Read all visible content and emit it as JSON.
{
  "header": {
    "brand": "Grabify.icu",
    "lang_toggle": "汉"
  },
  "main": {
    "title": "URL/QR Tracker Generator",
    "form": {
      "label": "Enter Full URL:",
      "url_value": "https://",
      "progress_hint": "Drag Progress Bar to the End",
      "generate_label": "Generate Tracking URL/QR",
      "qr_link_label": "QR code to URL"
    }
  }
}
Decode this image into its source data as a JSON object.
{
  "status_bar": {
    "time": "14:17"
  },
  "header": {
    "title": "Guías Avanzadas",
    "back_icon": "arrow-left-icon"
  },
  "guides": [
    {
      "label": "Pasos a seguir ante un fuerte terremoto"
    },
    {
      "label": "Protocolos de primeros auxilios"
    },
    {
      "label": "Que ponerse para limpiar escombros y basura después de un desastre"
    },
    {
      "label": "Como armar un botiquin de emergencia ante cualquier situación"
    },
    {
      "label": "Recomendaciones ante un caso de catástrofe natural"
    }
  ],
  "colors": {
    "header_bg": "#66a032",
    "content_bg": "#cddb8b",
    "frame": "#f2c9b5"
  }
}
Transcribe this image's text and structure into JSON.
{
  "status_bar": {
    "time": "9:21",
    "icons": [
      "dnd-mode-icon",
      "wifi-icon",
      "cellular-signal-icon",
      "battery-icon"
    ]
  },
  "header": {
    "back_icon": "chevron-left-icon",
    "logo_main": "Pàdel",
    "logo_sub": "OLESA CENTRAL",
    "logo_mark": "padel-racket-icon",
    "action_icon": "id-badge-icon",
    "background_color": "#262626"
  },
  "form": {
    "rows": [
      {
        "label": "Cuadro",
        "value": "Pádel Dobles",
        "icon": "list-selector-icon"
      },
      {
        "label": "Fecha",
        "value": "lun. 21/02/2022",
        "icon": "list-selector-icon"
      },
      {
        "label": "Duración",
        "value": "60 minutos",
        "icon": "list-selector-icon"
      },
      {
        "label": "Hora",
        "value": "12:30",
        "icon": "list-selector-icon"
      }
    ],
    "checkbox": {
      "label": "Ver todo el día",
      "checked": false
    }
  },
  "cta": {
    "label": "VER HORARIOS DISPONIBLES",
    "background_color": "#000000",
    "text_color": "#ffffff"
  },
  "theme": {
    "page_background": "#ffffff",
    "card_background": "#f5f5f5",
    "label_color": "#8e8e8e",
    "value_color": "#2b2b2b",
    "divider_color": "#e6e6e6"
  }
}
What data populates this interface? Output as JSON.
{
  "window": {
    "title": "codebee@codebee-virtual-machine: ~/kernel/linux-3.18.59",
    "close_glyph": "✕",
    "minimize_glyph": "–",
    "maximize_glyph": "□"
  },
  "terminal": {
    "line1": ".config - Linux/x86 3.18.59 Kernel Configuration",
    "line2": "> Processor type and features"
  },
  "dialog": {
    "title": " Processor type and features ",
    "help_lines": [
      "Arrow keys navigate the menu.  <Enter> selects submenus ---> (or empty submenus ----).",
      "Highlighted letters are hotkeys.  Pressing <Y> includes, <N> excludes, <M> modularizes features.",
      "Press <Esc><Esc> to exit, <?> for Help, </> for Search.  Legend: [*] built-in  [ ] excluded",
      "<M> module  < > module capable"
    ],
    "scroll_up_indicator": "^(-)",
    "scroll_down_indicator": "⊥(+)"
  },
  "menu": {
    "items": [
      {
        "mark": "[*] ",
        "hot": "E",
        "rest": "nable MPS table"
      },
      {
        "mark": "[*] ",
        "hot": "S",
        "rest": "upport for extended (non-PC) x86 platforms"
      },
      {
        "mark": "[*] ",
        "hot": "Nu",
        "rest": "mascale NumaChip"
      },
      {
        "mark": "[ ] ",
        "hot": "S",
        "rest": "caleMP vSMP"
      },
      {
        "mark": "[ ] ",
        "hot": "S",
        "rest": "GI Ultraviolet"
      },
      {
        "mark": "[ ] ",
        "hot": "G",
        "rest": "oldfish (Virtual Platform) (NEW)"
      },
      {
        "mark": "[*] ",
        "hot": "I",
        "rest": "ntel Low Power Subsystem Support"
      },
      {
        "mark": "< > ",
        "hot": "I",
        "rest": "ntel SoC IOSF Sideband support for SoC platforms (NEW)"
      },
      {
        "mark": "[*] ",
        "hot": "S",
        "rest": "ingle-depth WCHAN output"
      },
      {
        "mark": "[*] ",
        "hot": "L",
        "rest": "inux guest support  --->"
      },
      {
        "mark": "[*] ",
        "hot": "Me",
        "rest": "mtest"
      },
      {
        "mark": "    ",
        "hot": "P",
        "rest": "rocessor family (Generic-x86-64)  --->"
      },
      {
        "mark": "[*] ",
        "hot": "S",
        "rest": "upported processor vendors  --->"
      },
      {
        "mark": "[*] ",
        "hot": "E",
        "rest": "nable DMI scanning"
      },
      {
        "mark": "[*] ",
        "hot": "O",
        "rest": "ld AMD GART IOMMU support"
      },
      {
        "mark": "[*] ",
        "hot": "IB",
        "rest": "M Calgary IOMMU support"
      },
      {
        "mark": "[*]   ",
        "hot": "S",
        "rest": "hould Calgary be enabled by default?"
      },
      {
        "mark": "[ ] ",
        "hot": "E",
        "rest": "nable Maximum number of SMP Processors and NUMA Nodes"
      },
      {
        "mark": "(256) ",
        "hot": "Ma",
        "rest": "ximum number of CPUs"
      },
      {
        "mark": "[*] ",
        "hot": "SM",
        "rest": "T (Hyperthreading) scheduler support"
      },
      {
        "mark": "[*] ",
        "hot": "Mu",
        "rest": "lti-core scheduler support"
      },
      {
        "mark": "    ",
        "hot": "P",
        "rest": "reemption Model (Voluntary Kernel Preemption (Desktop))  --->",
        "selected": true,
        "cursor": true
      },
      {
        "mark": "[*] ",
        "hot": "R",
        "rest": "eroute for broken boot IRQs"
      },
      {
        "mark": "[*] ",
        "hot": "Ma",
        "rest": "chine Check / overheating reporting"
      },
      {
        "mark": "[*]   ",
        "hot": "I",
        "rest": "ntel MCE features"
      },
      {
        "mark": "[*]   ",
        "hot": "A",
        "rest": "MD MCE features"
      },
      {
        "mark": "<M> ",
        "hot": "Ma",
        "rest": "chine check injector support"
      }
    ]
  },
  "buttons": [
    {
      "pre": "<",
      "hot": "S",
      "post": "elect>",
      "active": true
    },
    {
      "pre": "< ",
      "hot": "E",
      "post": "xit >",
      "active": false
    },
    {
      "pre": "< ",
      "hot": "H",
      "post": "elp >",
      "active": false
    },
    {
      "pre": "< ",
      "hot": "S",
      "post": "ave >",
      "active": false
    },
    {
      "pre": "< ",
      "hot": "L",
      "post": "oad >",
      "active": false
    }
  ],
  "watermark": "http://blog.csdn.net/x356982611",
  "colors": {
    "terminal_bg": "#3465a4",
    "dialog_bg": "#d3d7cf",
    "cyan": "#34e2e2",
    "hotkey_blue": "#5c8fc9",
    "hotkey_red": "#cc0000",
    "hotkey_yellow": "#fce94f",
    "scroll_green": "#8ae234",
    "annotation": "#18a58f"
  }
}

* Stated task *
Return all of the above records exactly, leaving no line out.

* Exercise output *
Read all visible content and emit it as JSON.
{
  "header": {
    "brand": "Grabify.icu",
    "lang_toggle": "汉"
  },
  "main": {
    "title": "URL/QR Tracker Generator",
    "form": {
      "label": "Enter Full URL:",
      "url_value": "https://",
      "progress_hint": "Drag Progress Bar to the End",
      "generate_label": "Generate Tracking URL/QR",
      "qr_link_label": "QR code to URL"
    }
  }
}
Decode this image into its source data as a JSON object.
{
  "status_bar": {
    "time": "14:17"
  },
  "header": {
    "title": "Guías Avanzadas",
    "back_icon": "arrow-left-icon"
  },
  "guides": [
    {
      "label": "Pasos a seguir ante un fuerte terremoto"
    },
    {
      "label": "Protocolos de primeros auxilios"
    },
    {
      "label": "Que ponerse para limpiar escombros y basura después de un desastre"
    },
    {
      "label": "Como armar un botiquin de emergencia ante cualquier situación"
    },
    {
      "label": "Recomendaciones ante un caso de catástrofe natural"
    }
  ],
  "colors": {
    "header_bg": "#66a032",
    "content_bg": "#cddb8b",
    "frame": "#f2c9b5"
  }
}
Transcribe this image's text and structure into JSON.
{
  "status_bar": {
    "time": "9:21",
    "icons": [
      "dnd-mode-icon",
      "wifi-icon",
      "cellular-signal-icon",
      "battery-icon"
    ]
  },
  "header": {
    "back_icon": "chevron-left-icon",
    "logo_main": "Pàdel",
    "logo_sub": "OLESA CENTRAL",
    "logo_mark": "padel-racket-icon",
    "action_icon": "id-badge-icon",
    "background_color": "#262626"
  },
  "form": {
    "rows": [
      {
        "label": "Cuadro",
        "value": "Pádel Dobles",
        "icon": "list-selector-icon"
      },
      {
        "label": "Fecha",
        "value": "lun. 21/02/2022",
        "icon": "list-selector-icon"
      },
      {
        "label": "Duración",
        "value": "60 minutos",
        "icon": "list-selector-icon"
      },
      {
        "label": "Hora",
        "value": "12:30",
        "icon": "list-selector-icon"
      }
    ],
    "checkbox": {
      "label": "Ver todo el día",
      "checked": false
    }
  },
  "cta": {
    "label": "VER HORARIOS DISPONIBLES",
    "background_color": "#000000",
    "text_color": "#ffffff"
  },
  "theme": {
    "page_background": "#ffffff",
    "card_background": "#f5f5f5",
    "label_color": "#8e8e8e",
    "value_color": "#2b2b2b",
    "divider_color": "#e6e6e6"
  }
}
What data populates this interface? Output as JSON.
{
  "window": {
    "title": "codebee@codebee-virtual-machine: ~/kernel/linux-3.18.59",
    "close_glyph": "✕",
    "minimize_glyph": "–",
    "maximize_glyph": "□"
  },
  "terminal": {
    "line1": ".config - Linux/x86 3.18.59 Kernel Configuration",
    "line2": "> Processor type and features"
  },
  "dialog": {
    "title": " Processor type and features ",
    "help_lines": [
      "Arrow keys navigate the menu.  <Enter> selects submenus ---> (or empty submenus ----).",
      "Highlighted letters are hotkeys.  Pressing <Y> includes, <N> excludes, <M> modularizes features.",
      "Press <Esc><Esc> to exit, <?> for Help, </> for Search.  Legend: [*] built-in  [ ] excluded",
      "<M> module  < > module capable"
    ],
    "scroll_up_indicator": "^(-)",
    "scroll_down_indicator": "⊥(+)"
  },
  "menu": {
    "items": [
      {
        "mark": "[*] ",
        "hot": "E",
        "rest": "nable MPS table"
      },
      {
        "mark": "[*] ",
        "hot": "S",
        "rest": "upport for extended (non-PC) x86 platforms"
      },
      {
        "mark": "[*] ",
        "hot": "Nu",
        "rest": "mascale NumaChip"
      },
      {
        "mark": "[ ] ",
        "hot": "S",
        "rest": "caleMP vSMP"
      },
      {
        "mark": "[ ] ",
        "hot": "S",
        "rest": "GI Ultraviolet"
      },
      {
        "mark": "[ ] ",
        "hot": "G",
        "rest": "oldfish (Virtual Platform) (NEW)"
      },
      {
        "mark": "[*] ",
        "hot": "I",
        "rest": "ntel Low Power Subsystem Support"
      },
      {
        "mark": "< > ",
        "hot": "I",
        "rest": "ntel SoC IOSF Sideband support for SoC platforms (NEW)"
      },
      {
        "mark": "[*] ",
        "hot": "S",
        "rest": "ingle-depth WCHAN output"
      },
      {
        "mark": "[*] ",
        "hot": "L",
        "rest": "inux guest support  --->"
      },
      {
        "mark": "[*] ",
        "hot": "Me",
        "rest": "mtest"
      },
      {
        "mark": "    ",
        "hot": "P",
        "rest": "rocessor family (Generic-x86-64)  --->"
      },
      {
        "mark": "[*] ",
        "hot": "S",
        "rest": "upported processor vendors  --->"
      },
      {
        "mark": "[*] ",
        "hot": "E",
        "rest": "nable DMI scanning"
      },
      {
        "mark": "[*] ",
        "hot": "O",
        "rest": "ld AMD GART IOMMU support"
      },
      {
        "mark": "[*] ",
        "hot": "IB",
        "rest": "M Calgary IOMMU support"
      },
      {
        "mark": "[*]   ",
        "hot": "S",
        "rest": "hould Calgary be enabled by default?"
      },
      {
        "mark": "[ ] ",
        "hot": "E",
        "rest": "nable Maximum number of SMP Processors and NUMA Nodes"
      },
      {
        "mark": "(256) ",
        "hot": "Ma",
        "rest": "ximum number of CPUs"
      },
      {
        "mark": "[*] ",
        "hot": "SM",
        "rest": "T (Hyperthreading) scheduler support"
      },
      {
        "mark": "[*] ",
        "hot": "Mu",
        "rest": "lti-core scheduler support"
      },
      {
        "mark": "    ",
        "hot": "P",
        "rest": "reemption Model (Voluntary Kernel Preemption (Desktop))  --->",
        "selected": true,
        "cursor": true
      },
      {
        "mark": "[*] ",
        "hot": "R",
        "rest": "eroute for broken boot IRQs"
      },
      {
        "mark": "[*] ",
        "hot": "Ma",
        "rest": "chine Check / overheating reporting"
      },
      {
        "mark": "[*]   ",
        "hot": "I",
        "rest": "ntel MCE features"
      },
      {
        "mark": "[*]   ",
        "hot": "A",
        "rest": "MD MCE features"
      },
      {
        "mark": "<M> ",
        "hot": "Ma",
        "rest": "chine check injector support"
      }
    ]
  },
  "buttons": [
    {
      "pre": "<",
      "hot": "S",
      "post": "elect>",
      "active": true
    },
    {
      "pre": "< ",
      "hot": "E",
      "post": "xit >",
      "active": false
    },
    {
      "pre": "< ",
      "hot": "H",
      "post": "elp >",
      "active": false
    },
    {
      "pre": "< ",
      "hot": "S",
      "post": "ave >",
      "active": false
    },
    {
      "pre": "< ",
      "hot": "L",
      "post": "oad >",
      "active": false
    }
  ],
  "watermark": "http://blog.csdn.net/x356982611",
  "colors": {
    "terminal_bg": "#3465a4",
    "dialog_bg": "#d3d7cf",
    "cyan": "#34e2e2",
    "hotkey_blue": "#5c8fc9",
    "hotkey_red": "#cc0000",
    "hotkey_yellow": "#fce94f",
    "scroll_green": "#8ae234",
    "annotation": "#18a58f"
  }
}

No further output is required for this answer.